**OBJECTIVE**
What follows is a listing; give it again exactly, in its entirety.

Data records
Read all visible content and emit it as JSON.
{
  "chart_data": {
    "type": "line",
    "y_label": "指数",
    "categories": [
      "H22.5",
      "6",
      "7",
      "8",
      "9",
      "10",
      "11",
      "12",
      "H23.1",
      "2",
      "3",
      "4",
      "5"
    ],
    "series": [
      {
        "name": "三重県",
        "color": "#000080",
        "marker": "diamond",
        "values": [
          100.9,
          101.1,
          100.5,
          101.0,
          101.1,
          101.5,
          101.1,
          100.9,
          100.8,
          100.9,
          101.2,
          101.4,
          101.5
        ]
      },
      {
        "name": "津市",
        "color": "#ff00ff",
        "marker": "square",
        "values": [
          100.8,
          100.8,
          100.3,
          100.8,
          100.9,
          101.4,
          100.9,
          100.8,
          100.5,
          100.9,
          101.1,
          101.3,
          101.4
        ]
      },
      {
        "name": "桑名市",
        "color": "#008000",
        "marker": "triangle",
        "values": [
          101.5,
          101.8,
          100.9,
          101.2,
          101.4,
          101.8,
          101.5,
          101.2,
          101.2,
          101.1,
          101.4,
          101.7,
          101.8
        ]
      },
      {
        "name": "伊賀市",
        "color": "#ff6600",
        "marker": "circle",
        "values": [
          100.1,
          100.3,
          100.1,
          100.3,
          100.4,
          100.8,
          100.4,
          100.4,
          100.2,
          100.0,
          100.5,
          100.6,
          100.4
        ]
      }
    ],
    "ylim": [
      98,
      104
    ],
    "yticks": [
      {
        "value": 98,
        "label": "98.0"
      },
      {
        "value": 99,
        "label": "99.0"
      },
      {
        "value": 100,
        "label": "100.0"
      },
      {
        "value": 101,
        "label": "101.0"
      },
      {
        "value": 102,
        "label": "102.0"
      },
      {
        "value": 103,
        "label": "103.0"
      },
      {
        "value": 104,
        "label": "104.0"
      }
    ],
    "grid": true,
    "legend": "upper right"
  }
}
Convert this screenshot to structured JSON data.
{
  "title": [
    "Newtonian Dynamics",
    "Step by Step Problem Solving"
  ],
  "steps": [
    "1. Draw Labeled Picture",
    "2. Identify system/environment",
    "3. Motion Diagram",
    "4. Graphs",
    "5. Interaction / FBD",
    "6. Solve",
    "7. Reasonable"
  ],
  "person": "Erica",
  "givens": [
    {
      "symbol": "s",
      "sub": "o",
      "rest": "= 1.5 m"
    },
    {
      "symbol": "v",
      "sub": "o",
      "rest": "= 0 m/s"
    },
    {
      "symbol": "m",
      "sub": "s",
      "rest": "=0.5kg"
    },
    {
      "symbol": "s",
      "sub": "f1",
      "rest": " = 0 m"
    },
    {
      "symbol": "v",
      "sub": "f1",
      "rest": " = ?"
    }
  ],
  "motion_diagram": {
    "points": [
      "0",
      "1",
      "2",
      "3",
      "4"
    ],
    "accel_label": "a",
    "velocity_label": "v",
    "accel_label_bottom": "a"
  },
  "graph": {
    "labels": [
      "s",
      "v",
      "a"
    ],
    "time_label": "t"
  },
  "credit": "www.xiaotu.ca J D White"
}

**THE ANSWER**
Read all visible content and emit it as JSON.
{
  "chart_data": {
    "type": "line",
    "y_label": "指数",
    "categories": [
      "H22.5",
      "6",
      "7",
      "8",
      "9",
      "10",
      "11",
      "12",
      "H23.1",
      "2",
      "3",
      "4",
      "5"
    ],
    "series": [
      {
        "name": "三重県",
        "color": "#000080",
        "marker": "diamond",
        "values": [
          100.9,
          101.1,
          100.5,
          101.0,
          101.1,
          101.5,
          101.1,
          100.9,
          100.8,
          100.9,
          101.2,
          101.4,
          101.5
        ]
      },
      {
        "name": "津市",
        "color": "#ff00ff",
        "marker": "square",
        "values": [
          100.8,
          100.8,
          100.3,
          100.8,
          100.9,
          101.4,
          100.9,
          100.8,
          100.5,
          100.9,
          101.1,
          101.3,
          101.4
        ]
      },
      {
        "name": "桑名市",
        "color": "#008000",
        "marker": "triangle",
        "values": [
          101.5,
          101.8,
          100.9,
          101.2,
          101.4,
          101.8,
          101.5,
          101.2,
          101.2,
          101.1,
          101.4,
          101.7,
          101.8
        ]
      },
      {
        "name": "伊賀市",
        "color": "#ff6600",
        "marker": "circle",
        "values": [
          100.1,
          100.3,
          100.1,
          100.3,
          100.4,
          100.8,
          100.4,
          100.4,
          100.2,
          100.0,
          100.5,
          100.6,
          100.4
        ]
      }
    ],
    "ylim": [
      98,
      104
    ],
    "yticks": [
      {
        "value": 98,
        "label": "98.0"
      },
      {
        "value": 99,
        "label": "99.0"
      },
      {
        "value": 100,
        "label": "100.0"
      },
      {
        "value": 101,
        "label": "101.0"
      },
      {
        "value": 102,
        "label": "102.0"
      },
      {
        "value": 103,
        "label": "103.0"
      },
      {
        "value": 104,
        "label": "104.0"
      }
    ],
    "grid": true,
    "legend": "upper right"
  }
}
Convert this screenshot to structured JSON data.
{
  "title": [
    "Newtonian Dynamics",
    "Step by Step Problem Solving"
  ],
  "steps": [
    "1. Draw Labeled Picture",
    "2. Identify system/environment",
    "3. Motion Diagram",
    "4. Graphs",
    "5. Interaction / FBD",
    "6. Solve",
    "7. Reasonable"
  ],
  "person": "Erica",
  "givens": [
    {
      "symbol": "s",
      "sub": "o",
      "rest": "= 1.5 m"
    },
    {
      "symbol": "v",
      "sub": "o",
      "rest": "= 0 m/s"
    },
    {
      "symbol": "m",
      "sub": "s",
      "rest": "=0.5kg"
    },
    {
      "symbol": "s",
      "sub": "f1",
      "rest": " = 0 m"
    },
    {
      "symbol": "v",
      "sub": "f1",
      "rest": " = ?"
    }
  ],
  "motion_diagram": {
    "points": [
      "0",
      "1",
      "2",
      "3",
      "4"
    ],
    "accel_label": "a",
    "velocity_label": "v",
    "accel_label_bottom": "a"
  },
  "graph": {
    "labels": [
      "s",
      "v",
      "a"
    ],
    "time_label": "t"
  },
  "credit": "www.xiaotu.ca J D White"
}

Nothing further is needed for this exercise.